§ **JOB**: Take every line from the listing below that includes "Poly" and copy it.

§ **DATASET EXCERPTS**:
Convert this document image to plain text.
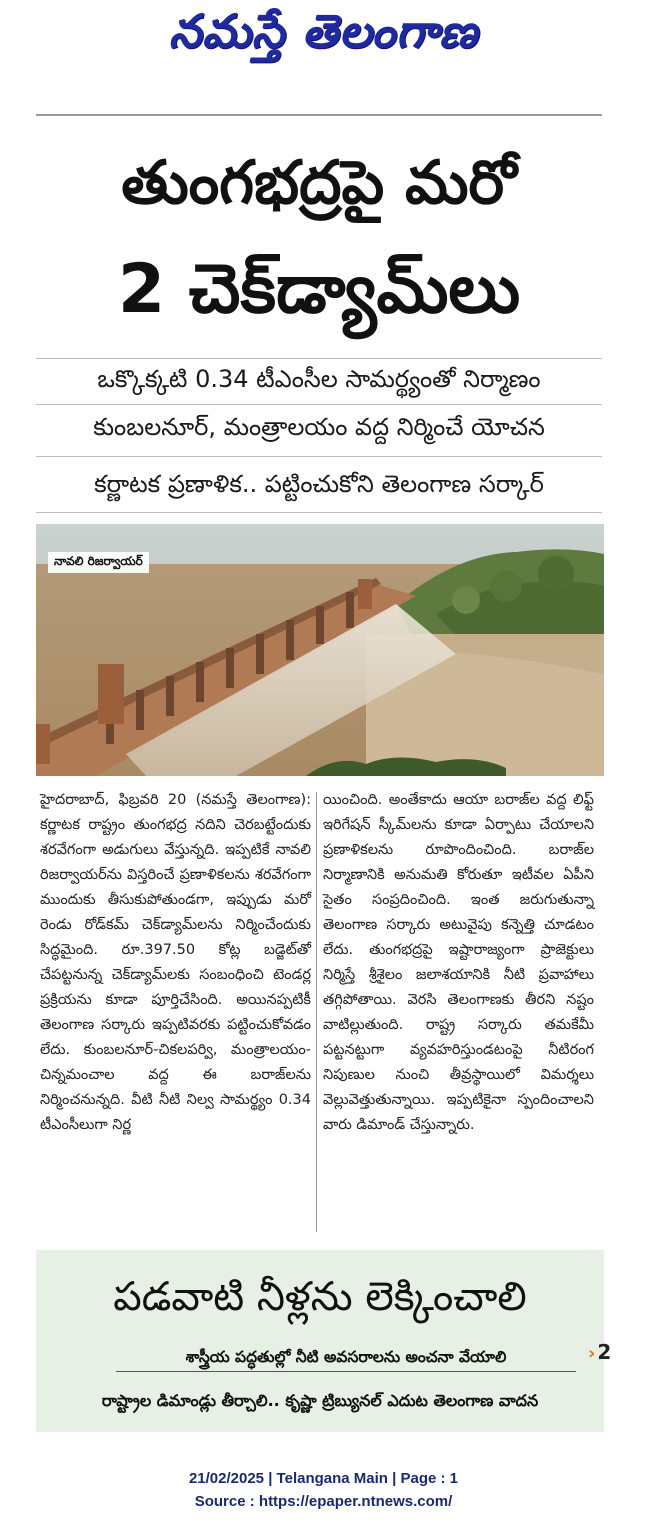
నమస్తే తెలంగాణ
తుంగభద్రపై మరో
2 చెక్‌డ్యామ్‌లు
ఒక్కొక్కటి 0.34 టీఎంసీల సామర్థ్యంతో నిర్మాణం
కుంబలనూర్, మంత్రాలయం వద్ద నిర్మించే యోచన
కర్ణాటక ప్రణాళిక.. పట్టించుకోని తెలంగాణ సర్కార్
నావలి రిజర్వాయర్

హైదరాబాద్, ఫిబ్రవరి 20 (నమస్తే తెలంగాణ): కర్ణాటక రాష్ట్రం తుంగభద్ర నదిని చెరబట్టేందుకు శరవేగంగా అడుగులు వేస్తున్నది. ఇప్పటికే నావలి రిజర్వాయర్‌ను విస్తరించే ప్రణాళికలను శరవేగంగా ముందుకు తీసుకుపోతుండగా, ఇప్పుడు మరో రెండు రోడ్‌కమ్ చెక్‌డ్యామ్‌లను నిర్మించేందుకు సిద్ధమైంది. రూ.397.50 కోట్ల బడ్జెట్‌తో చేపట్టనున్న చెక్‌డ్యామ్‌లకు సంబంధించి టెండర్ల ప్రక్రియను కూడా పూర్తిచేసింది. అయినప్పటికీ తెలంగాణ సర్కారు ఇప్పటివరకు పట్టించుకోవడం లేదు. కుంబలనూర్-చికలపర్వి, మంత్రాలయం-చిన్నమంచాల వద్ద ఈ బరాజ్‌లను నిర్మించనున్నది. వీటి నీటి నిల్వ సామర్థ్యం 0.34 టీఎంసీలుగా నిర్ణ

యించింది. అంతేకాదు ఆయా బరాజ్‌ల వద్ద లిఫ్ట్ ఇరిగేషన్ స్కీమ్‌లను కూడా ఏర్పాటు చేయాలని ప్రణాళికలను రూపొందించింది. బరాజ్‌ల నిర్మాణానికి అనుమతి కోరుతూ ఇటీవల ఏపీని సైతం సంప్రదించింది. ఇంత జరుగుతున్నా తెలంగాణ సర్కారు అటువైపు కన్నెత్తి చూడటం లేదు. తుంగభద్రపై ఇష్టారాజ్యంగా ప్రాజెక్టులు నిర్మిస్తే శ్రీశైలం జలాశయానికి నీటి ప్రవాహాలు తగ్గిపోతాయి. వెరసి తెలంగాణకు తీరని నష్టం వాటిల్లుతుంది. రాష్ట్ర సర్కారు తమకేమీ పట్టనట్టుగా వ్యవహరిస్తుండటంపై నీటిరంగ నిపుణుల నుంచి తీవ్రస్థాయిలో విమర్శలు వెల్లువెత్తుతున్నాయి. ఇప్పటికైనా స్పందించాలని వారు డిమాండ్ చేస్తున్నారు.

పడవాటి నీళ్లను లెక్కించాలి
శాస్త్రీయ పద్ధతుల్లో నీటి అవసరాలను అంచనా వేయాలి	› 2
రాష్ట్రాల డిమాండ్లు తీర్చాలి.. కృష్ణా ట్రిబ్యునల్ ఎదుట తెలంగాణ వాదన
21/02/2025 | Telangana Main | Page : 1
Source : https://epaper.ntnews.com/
---
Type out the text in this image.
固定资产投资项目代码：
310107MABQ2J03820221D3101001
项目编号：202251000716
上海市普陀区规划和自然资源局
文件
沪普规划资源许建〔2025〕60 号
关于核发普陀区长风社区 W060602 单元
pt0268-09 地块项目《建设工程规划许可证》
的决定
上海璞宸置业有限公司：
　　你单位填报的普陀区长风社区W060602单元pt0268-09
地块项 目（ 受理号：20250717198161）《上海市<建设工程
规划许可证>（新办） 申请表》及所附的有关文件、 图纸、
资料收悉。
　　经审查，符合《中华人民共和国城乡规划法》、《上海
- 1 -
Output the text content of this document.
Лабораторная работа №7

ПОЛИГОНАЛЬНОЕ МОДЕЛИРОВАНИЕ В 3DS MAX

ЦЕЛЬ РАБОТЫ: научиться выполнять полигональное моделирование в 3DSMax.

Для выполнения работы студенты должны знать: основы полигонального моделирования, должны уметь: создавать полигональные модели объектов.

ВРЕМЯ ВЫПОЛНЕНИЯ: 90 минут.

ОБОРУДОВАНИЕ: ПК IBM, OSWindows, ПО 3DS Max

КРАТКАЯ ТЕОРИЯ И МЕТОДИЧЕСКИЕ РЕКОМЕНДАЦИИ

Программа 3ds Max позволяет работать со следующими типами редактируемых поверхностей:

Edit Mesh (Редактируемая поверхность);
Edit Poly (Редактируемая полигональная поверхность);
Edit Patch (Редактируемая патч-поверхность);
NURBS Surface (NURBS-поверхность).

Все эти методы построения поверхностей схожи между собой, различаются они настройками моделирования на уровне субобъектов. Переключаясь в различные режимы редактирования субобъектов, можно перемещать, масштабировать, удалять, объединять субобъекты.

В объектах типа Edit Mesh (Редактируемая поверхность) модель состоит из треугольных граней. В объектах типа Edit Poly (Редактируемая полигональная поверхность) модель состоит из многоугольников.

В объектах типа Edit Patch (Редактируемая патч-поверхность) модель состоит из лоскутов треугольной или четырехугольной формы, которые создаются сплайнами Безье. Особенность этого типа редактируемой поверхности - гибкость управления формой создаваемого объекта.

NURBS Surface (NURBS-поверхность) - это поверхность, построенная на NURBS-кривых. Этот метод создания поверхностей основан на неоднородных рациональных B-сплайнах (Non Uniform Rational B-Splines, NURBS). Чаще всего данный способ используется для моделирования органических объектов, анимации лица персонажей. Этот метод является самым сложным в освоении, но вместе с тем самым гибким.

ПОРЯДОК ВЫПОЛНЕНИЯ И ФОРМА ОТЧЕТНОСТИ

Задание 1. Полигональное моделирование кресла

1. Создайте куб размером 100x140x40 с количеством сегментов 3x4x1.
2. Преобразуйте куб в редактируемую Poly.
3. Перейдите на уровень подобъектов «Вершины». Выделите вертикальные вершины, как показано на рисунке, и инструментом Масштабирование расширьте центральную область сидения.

§ **FINAL ANSWER**:
Edit Poly (Редактируемая полигональная поверхность);
В объектах типа Edit Mesh (Редактируемая поверхность) модель состоит из треугольных граней. В объектах типа Edit Poly (Редактируемая полигональная поверхность) модель состоит из многоугольников.
2. Преобразуйте куб в редактируемую Poly.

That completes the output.